= Requirements =
Output all of the records exactly as written.

= Information provided =
────────

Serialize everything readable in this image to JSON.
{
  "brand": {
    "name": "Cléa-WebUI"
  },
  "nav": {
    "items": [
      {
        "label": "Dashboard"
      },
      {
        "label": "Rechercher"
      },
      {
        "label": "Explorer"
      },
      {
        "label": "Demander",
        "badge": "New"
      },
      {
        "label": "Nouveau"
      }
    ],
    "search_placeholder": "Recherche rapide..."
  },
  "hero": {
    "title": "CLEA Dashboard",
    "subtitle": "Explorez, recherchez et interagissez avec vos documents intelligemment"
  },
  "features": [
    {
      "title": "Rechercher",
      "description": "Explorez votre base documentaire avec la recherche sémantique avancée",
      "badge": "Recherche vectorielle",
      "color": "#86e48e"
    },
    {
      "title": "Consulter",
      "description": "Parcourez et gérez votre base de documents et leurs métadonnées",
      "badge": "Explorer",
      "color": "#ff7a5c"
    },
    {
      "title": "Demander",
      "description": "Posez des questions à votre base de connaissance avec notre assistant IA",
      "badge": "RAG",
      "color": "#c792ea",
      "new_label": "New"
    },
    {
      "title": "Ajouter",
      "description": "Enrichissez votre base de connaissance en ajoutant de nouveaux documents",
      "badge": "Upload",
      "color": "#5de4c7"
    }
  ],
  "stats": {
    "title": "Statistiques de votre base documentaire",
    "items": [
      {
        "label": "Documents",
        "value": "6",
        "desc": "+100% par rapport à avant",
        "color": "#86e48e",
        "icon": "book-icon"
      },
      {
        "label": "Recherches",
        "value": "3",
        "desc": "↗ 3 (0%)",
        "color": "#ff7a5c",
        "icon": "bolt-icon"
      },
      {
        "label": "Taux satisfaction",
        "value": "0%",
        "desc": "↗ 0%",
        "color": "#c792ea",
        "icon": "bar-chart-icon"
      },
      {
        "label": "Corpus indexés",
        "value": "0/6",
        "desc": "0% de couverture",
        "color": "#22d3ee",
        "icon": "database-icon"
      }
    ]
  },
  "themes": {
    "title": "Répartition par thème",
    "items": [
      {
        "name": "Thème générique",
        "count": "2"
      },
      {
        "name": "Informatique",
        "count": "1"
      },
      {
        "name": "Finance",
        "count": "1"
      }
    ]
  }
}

────────

= Answer below =
Serialize everything readable in this image to JSON.
{
  "brand": {
    "name": "Cléa-WebUI"
  },
  "nav": {
    "items": [
      {
        "label": "Dashboard"
      },
      {
        "label": "Rechercher"
      },
      {
        "label": "Explorer"
      },
      {
        "label": "Demander",
        "badge": "New"
      },
      {
        "label": "Nouveau"
      }
    ],
    "search_placeholder": "Recherche rapide..."
  },
  "hero": {
    "title": "CLEA Dashboard",
    "subtitle": "Explorez, recherchez et interagissez avec vos documents intelligemment"
  },
  "features": [
    {
      "title": "Rechercher",
      "description": "Explorez votre base documentaire avec la recherche sémantique avancée",
      "badge": "Recherche vectorielle",
      "color": "#86e48e"
    },
    {
      "title": "Consulter",
      "description": "Parcourez et gérez votre base de documents et leurs métadonnées",
      "badge": "Explorer",
      "color": "#ff7a5c"
    },
    {
      "title": "Demander",
      "description": "Posez des questions à votre base de connaissance avec notre assistant IA",
      "badge": "RAG",
      "color": "#c792ea",
      "new_label": "New"
    },
    {
      "title": "Ajouter",
      "description": "Enrichissez votre base de connaissance en ajoutant de nouveaux documents",
      "badge": "Upload",
      "color": "#5de4c7"
    }
  ],
  "stats": {
    "title": "Statistiques de votre base documentaire",
    "items": [
      {
        "label": "Documents",
        "value": "6",
        "desc": "+100% par rapport à avant",
        "color": "#86e48e",
        "icon": "book-icon"
      },
      {
        "label": "Recherches",
        "value": "3",
        "desc": "↗ 3 (0%)",
        "color": "#ff7a5c",
        "icon": "bolt-icon"
      },
      {
        "label": "Taux satisfaction",
        "value": "0%",
        "desc": "↗ 0%",
        "color": "#c792ea",
        "icon": "bar-chart-icon"
      },
      {
        "label": "Corpus indexés",
        "value": "0/6",
        "desc": "0% de couverture",
        "color": "#22d3ee",
        "icon": "database-icon"
      }
    ]
  },
  "themes": {
    "title": "Répartition par thème",
    "items": [
      {
        "name": "Thème générique",
        "count": "2"
      },
      {
        "name": "Informatique",
        "count": "1"
      },
      {
        "name": "Finance",
        "count": "1"
      }
    ]
  }
}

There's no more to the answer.